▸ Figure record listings
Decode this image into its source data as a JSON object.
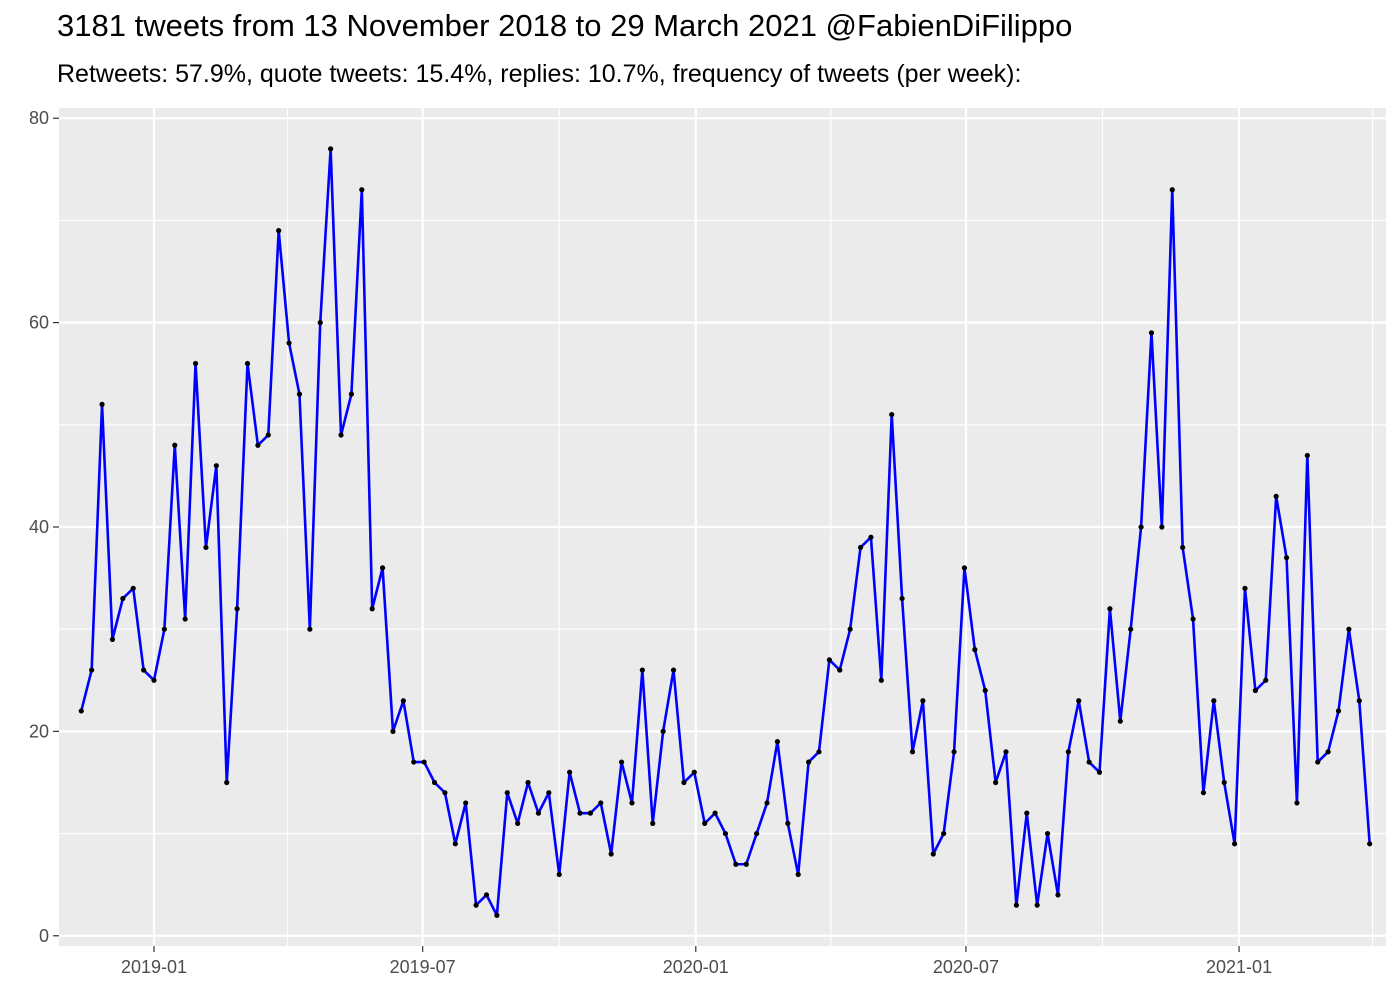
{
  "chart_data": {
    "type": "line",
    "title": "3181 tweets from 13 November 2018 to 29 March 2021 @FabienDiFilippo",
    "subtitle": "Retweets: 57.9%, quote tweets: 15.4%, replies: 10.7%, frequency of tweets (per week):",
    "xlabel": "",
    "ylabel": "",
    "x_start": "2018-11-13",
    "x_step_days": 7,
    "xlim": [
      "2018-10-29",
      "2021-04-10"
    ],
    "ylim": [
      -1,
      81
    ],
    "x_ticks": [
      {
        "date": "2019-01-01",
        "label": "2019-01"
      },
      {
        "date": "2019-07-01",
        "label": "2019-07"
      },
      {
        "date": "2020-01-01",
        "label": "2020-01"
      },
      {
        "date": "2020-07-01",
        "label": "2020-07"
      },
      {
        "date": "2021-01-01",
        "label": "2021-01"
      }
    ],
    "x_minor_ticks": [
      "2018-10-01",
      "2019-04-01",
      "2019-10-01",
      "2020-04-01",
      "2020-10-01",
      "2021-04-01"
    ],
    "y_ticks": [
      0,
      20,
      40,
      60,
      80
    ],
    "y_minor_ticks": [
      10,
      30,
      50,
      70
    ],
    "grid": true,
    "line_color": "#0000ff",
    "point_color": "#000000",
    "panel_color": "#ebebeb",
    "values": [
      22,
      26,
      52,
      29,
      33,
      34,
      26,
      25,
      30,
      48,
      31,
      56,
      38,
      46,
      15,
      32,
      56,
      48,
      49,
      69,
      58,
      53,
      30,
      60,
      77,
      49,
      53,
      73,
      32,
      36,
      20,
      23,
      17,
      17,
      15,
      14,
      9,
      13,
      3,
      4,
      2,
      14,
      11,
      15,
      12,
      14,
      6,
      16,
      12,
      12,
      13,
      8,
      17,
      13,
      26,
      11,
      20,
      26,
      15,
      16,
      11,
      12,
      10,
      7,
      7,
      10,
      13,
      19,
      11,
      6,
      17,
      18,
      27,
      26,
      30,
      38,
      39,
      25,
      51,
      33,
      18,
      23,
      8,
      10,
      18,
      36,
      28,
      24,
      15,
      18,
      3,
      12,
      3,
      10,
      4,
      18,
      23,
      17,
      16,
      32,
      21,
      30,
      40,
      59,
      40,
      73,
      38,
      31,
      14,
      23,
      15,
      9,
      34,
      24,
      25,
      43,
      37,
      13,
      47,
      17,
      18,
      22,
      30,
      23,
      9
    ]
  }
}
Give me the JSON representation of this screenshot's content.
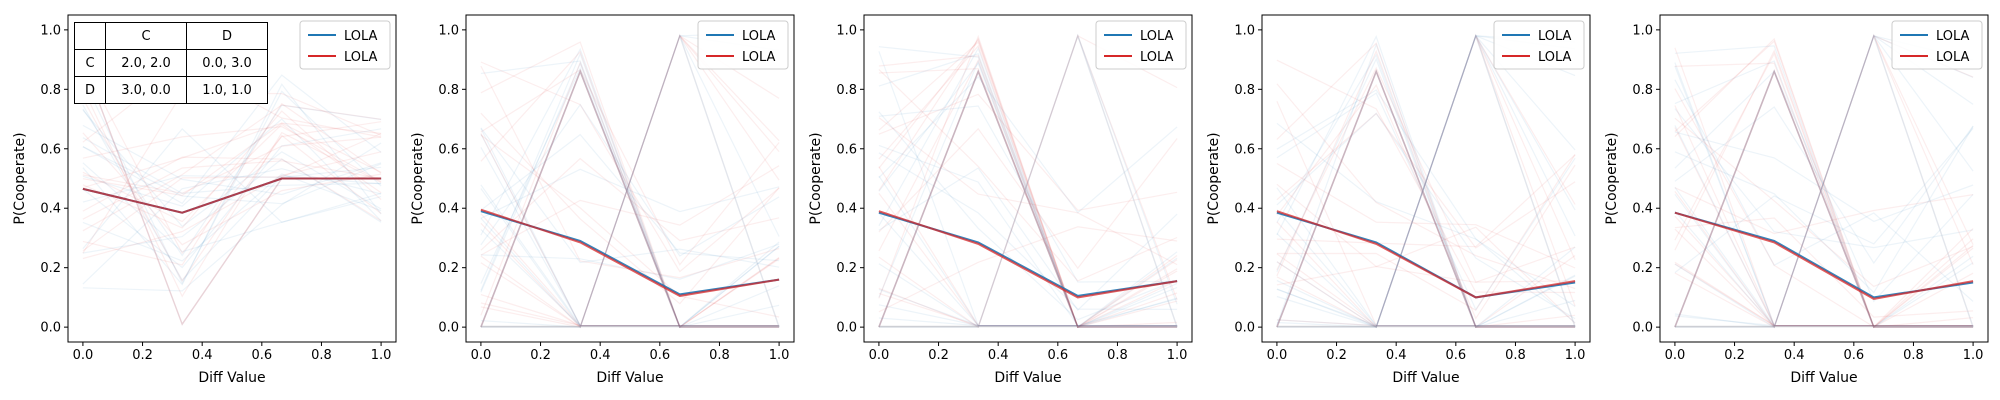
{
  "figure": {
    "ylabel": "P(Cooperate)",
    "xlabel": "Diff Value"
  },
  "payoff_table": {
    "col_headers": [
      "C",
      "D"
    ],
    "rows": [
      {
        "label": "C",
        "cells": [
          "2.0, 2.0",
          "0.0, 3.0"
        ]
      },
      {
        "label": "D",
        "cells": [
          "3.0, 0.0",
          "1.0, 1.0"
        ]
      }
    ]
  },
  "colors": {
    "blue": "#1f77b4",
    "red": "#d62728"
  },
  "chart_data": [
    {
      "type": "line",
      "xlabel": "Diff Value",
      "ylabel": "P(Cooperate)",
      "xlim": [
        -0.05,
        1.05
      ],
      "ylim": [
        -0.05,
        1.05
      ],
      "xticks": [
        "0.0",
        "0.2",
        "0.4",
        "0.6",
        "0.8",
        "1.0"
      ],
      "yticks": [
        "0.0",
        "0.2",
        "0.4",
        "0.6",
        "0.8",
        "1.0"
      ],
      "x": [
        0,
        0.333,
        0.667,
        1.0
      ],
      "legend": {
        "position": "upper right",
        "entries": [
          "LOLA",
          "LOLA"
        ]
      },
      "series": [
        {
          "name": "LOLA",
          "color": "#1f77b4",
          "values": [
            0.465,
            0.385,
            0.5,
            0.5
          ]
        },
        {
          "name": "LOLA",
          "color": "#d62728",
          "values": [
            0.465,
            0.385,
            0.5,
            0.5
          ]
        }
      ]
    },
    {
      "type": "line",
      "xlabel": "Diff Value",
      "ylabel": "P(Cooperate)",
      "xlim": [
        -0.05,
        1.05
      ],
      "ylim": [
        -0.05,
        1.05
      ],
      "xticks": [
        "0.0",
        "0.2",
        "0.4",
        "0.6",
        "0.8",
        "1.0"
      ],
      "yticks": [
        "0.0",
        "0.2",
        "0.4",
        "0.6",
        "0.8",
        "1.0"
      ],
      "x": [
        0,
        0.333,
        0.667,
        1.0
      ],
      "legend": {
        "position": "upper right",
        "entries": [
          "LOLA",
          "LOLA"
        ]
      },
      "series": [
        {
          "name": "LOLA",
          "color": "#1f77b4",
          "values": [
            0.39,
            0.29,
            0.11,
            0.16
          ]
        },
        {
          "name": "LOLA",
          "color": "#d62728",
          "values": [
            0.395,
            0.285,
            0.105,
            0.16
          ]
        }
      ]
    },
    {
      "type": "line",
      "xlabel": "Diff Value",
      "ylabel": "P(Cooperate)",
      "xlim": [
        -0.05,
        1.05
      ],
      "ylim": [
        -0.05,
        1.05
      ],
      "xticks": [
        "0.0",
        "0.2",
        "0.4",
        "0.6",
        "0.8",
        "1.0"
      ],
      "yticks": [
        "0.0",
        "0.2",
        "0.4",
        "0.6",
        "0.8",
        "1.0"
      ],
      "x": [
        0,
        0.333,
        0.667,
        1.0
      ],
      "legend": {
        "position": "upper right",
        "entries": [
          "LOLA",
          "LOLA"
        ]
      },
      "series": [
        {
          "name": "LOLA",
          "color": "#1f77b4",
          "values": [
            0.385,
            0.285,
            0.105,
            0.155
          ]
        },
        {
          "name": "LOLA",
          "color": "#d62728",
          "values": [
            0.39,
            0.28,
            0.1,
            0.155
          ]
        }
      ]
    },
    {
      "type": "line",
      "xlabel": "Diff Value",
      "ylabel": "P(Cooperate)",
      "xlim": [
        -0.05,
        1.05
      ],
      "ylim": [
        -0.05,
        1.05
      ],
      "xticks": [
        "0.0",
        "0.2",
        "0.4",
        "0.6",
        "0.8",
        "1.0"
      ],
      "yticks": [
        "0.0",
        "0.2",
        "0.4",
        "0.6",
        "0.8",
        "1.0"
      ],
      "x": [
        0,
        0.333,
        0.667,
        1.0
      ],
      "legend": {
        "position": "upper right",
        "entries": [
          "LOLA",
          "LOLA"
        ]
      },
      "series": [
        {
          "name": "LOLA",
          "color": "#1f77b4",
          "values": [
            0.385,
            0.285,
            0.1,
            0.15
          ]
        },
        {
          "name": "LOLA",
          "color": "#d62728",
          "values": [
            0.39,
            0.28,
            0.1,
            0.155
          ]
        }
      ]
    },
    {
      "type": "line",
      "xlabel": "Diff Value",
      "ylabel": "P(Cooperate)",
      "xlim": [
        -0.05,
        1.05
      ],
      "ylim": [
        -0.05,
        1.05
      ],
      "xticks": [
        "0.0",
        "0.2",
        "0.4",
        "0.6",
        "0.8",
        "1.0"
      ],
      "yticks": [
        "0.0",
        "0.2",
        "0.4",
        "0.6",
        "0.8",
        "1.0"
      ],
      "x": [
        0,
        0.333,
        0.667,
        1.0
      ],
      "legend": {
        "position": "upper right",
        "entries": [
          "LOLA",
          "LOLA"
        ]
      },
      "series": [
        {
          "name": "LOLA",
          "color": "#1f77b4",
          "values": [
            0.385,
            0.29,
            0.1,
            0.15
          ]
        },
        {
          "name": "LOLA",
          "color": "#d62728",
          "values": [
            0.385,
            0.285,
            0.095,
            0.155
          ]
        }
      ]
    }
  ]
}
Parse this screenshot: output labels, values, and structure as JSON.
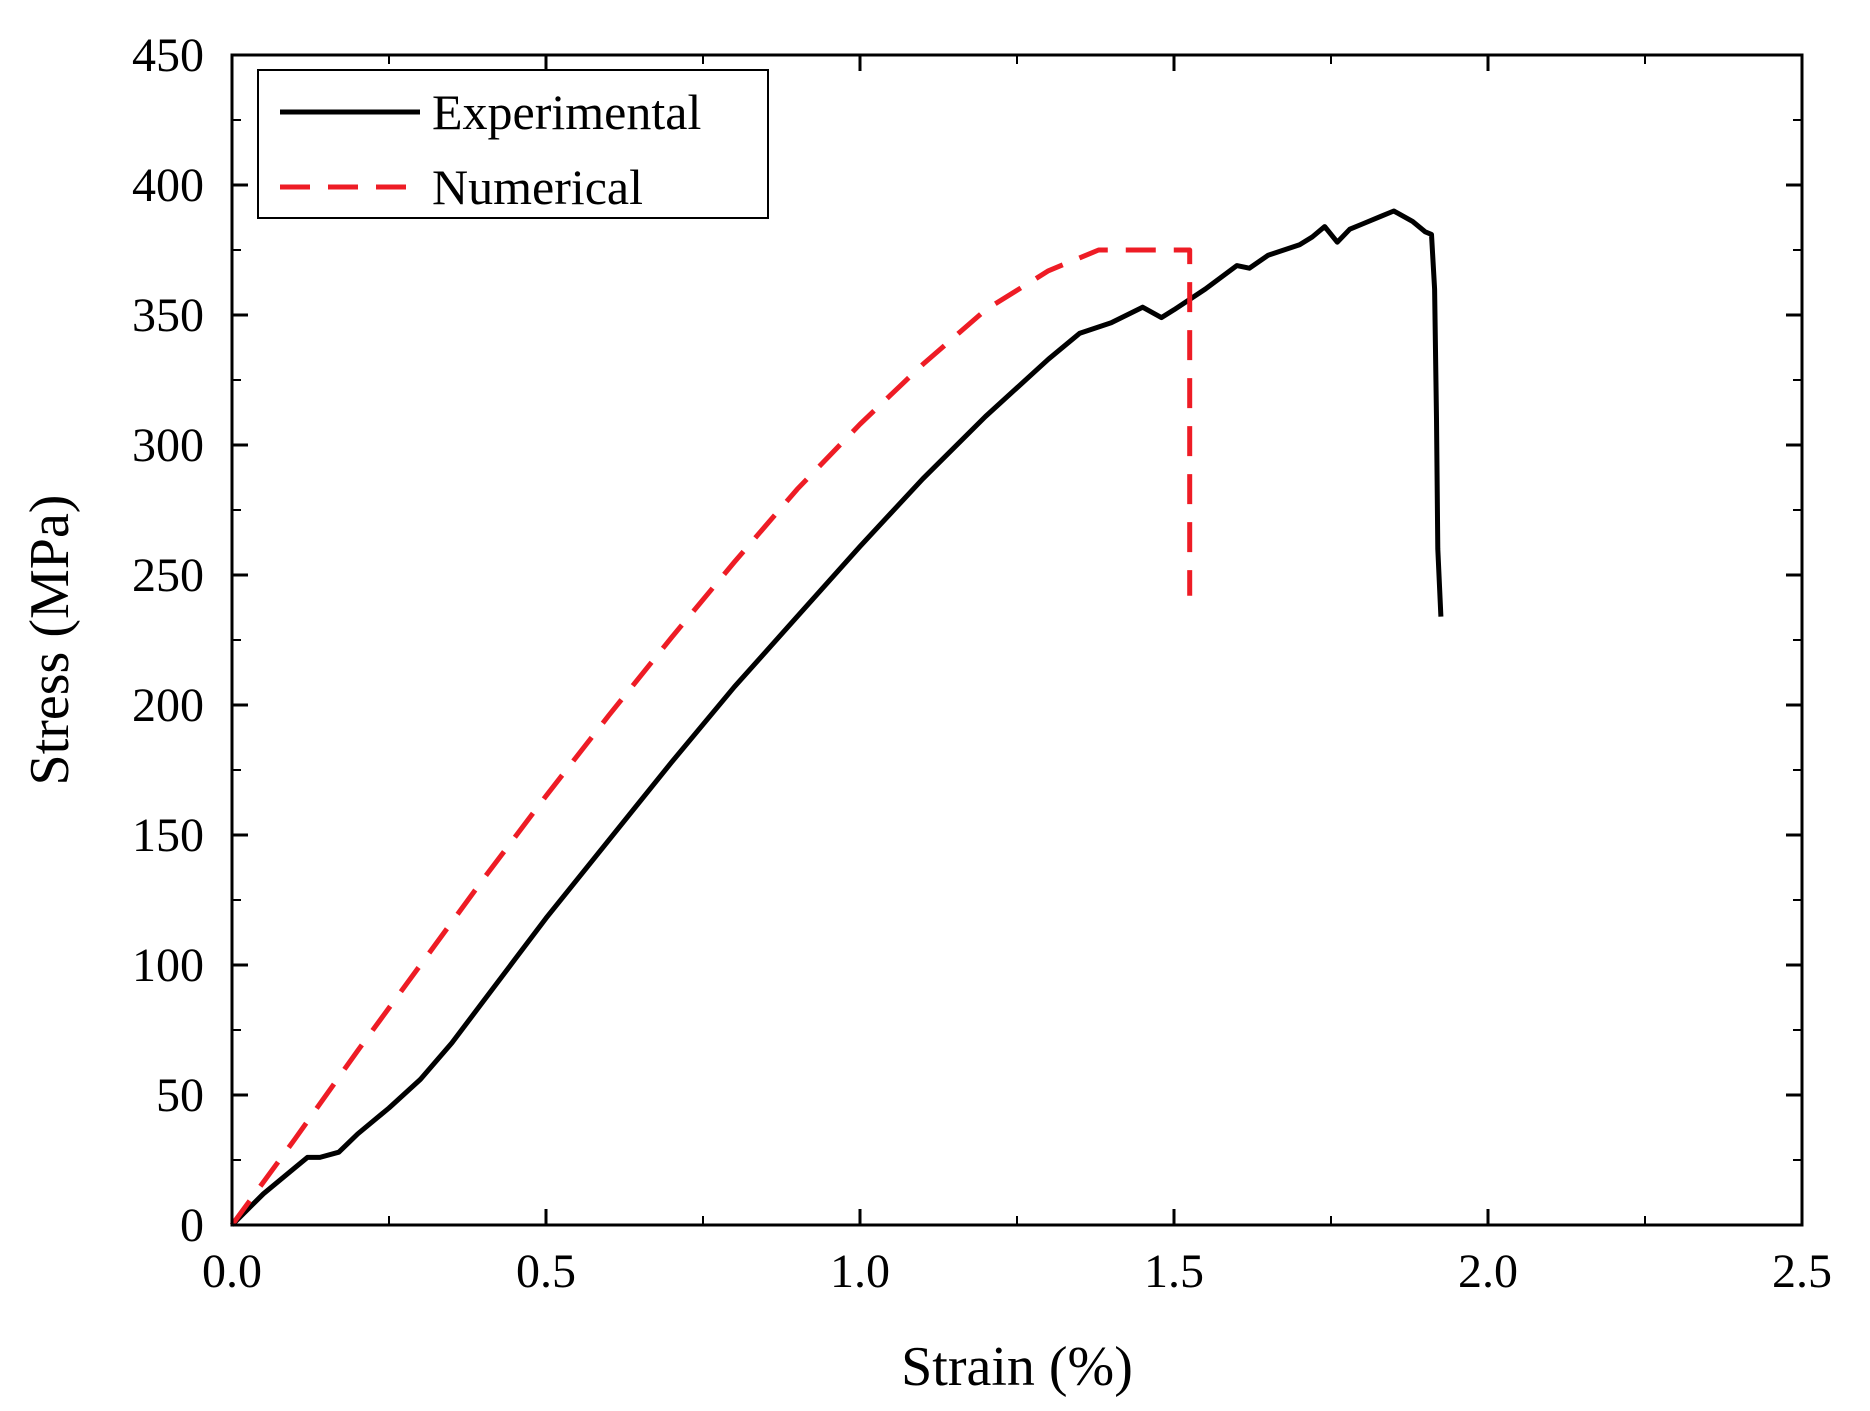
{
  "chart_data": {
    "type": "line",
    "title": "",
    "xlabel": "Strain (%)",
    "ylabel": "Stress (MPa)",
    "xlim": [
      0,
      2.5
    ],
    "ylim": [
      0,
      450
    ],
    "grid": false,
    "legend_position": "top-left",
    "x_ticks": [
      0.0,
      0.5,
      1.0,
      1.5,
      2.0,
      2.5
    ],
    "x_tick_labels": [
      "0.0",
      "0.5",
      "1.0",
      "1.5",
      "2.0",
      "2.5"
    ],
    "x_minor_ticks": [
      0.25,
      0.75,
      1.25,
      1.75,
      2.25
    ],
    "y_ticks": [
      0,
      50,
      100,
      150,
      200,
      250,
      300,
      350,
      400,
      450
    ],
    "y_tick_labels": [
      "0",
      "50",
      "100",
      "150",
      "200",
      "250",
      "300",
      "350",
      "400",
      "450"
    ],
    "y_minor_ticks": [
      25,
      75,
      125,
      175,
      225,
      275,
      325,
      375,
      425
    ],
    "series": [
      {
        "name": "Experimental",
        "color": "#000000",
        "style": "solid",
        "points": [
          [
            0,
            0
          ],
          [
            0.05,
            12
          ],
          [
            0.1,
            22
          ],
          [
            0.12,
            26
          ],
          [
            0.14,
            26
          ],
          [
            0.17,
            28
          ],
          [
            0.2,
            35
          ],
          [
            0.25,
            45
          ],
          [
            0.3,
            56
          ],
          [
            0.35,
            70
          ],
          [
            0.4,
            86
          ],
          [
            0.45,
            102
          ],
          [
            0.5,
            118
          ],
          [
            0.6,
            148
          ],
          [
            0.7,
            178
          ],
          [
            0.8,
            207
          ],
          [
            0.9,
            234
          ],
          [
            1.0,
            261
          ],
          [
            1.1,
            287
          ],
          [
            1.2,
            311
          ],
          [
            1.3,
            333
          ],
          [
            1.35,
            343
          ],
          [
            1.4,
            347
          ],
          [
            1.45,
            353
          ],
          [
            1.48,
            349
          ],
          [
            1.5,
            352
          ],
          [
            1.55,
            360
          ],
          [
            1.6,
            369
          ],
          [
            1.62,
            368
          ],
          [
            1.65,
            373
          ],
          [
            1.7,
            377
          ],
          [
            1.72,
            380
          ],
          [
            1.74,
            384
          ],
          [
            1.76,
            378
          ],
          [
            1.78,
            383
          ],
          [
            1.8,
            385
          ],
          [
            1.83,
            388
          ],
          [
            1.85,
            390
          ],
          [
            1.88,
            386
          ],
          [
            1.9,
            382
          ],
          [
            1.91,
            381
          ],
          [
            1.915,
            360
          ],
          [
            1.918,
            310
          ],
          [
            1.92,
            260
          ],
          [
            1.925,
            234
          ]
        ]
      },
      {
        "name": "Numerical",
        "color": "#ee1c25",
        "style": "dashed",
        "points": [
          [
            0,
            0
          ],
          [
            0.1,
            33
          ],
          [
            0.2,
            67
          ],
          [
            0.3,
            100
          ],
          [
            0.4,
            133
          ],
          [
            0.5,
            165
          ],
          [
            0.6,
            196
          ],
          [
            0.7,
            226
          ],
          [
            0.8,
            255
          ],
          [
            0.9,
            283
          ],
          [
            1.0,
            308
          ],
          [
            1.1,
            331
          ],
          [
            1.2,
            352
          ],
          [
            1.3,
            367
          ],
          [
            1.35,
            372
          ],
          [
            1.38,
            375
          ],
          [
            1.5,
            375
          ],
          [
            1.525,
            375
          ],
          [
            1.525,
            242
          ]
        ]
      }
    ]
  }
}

▸ TASK OBJECTIVE
Filter lines by "tweets" and return each hit.

▸ CORRECT RESPONSE
    "title": "3181 tweets from 13 November 2018 to 29 March 2021 @FabienDiFilippo",
    "subtitle": "Retweets: 57.9%, quote tweets: 15.4%, replies: 10.7%, frequency of tweets (per week):",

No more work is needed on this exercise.